▶ [Given instruction 1]:
Count the lines of the listing that contain the string "great". Give only the number.

WITH violists being the butt of so many musical jokes and so few standout solo pieces for their instrument, Roger Benedict’s new album comes as a special treat.

Roger Benedict has recorded an album of works by Schubert and Schumann. Picture: Danielle Butters
Roger Benedict has recorded an album of works by Schubert and Schumann. Picture: Danielle Butters

VIOLISTS are the butt of many musical jokes: What do you call someone who hangs around with musicians? How do you keep a violin from being stolen? Put it in a viola case.

But Bach, Beethoven and Britten all played the instrument — and that’s just the Bs, we haven’t got to Haydn, Mozart or Schubert yet. And even the consummate fiddler Paganini fell in love with a Strad viola and considered making it his primary instrument, according to the Viola.com website.

But solo works for the instrument are pretty rare compared with its more glamorous cousin the violin. In the concert hall you might see a performance of Berlioz’s Harold in Italy or Mozart’s Sinfonia Concertante, albeit it sharing the limelight with a violin, or if you’re lucky one of the less obscure concertos from 20th century composers who took up the instrument.

So Sydney Symphony Orchestra principal Roger Benedict’s new ABC Classics disc A Winter’s Tale with the dynamic pianist Simon Tedeschi is a treat indeed, especially as the English born violist performs a cracking arrangement of Schubert’s Arpeggione Sonata — a work bursting with too many wonderful tunes to be confined to its more conventional pairing of cello and piano. It was originally conceived for a six-string cello hybrid with frets, an instrument which was rapidly consigned to the musical graveyard.

A Winter's Tale features violist Roger Benedict and pianist Simon Tedeschi.

▶ [Excerpts from a layout annotation set]:
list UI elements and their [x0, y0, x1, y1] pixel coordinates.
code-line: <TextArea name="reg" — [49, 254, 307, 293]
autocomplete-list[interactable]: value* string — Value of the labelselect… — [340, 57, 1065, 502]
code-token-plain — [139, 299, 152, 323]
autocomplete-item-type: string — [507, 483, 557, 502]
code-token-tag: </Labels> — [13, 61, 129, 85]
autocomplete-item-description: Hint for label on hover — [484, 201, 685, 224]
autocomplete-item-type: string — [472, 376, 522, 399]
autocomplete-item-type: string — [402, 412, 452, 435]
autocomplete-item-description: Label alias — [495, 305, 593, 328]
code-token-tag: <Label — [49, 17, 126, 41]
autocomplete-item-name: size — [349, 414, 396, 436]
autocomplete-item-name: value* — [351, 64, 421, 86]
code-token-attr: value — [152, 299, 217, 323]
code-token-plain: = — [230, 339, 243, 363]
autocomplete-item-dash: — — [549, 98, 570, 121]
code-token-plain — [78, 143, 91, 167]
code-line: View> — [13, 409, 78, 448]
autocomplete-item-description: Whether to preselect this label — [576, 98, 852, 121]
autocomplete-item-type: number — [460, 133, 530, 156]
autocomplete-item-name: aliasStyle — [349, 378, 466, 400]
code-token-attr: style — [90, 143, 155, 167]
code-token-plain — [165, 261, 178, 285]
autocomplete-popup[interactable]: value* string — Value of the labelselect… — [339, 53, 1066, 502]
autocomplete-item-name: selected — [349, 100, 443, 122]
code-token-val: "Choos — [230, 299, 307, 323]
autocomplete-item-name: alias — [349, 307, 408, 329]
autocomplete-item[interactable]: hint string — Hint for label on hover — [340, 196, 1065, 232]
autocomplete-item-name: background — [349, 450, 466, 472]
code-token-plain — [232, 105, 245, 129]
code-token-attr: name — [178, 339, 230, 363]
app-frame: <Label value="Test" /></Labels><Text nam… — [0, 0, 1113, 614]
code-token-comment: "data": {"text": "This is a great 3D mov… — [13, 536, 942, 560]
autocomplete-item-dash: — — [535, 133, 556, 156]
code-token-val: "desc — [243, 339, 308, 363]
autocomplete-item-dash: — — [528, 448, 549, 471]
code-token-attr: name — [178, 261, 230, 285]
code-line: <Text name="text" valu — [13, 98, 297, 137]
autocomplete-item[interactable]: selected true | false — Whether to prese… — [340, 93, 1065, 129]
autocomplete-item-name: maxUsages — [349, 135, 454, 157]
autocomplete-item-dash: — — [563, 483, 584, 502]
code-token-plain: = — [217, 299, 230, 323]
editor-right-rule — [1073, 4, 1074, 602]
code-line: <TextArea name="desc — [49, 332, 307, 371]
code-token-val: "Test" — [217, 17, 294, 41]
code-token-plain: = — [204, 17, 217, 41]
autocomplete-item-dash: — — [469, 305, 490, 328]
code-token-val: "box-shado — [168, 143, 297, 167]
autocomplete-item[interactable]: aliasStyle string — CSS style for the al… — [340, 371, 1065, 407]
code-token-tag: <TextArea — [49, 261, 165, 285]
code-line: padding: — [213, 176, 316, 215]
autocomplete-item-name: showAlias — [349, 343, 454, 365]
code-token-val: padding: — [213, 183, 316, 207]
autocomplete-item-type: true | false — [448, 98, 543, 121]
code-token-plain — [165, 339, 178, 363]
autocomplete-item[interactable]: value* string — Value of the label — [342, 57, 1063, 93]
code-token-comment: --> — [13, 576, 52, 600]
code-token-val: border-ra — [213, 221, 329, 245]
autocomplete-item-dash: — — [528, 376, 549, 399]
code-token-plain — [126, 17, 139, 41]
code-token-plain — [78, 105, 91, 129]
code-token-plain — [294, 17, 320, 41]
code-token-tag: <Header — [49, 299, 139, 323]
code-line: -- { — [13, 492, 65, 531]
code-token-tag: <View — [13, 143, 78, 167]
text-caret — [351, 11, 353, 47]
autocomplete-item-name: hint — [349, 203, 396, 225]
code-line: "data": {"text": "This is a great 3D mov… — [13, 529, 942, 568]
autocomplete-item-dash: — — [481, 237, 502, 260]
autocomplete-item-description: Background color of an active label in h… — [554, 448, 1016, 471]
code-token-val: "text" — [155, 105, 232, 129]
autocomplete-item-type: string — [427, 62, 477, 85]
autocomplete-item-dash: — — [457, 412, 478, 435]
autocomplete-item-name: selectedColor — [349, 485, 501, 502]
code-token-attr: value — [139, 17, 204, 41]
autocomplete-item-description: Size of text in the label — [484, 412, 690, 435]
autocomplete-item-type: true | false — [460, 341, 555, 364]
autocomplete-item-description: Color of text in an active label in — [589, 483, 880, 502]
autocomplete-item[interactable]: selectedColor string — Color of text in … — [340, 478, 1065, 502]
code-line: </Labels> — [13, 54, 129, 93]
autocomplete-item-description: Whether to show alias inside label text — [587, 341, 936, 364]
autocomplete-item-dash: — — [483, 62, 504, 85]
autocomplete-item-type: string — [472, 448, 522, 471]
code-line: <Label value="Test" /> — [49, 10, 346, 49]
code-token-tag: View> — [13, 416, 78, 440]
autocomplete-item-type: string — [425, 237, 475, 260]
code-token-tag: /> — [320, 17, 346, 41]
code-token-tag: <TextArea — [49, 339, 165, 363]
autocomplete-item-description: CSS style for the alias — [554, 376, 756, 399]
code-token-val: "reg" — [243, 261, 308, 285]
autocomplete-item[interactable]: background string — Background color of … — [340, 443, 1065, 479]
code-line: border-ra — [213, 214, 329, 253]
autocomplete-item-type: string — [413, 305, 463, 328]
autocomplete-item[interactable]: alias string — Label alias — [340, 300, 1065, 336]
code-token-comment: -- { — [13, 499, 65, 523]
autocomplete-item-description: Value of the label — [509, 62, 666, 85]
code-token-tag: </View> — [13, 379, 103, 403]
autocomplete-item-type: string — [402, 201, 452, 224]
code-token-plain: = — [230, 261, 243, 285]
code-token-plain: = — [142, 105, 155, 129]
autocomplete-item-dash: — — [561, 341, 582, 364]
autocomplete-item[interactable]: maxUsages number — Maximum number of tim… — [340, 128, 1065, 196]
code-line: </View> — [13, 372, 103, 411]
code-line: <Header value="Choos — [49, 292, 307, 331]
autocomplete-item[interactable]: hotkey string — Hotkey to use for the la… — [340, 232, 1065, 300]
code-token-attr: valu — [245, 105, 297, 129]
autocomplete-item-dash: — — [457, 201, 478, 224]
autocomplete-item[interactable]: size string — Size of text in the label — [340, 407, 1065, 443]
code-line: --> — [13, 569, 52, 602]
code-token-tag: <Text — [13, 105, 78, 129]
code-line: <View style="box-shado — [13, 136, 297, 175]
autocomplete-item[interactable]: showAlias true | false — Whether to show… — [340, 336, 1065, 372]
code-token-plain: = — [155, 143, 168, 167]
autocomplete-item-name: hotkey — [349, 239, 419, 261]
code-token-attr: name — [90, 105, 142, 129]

▶ [Given instruction 2]:
According to the article on Roger Benedict's new album, what instrument was Schubert's Arpeggione Sonata originally conceived for?

▶ [Correct response 1]:
2

▶ [Correct response 2]:
A six-string cello hybrid with frets.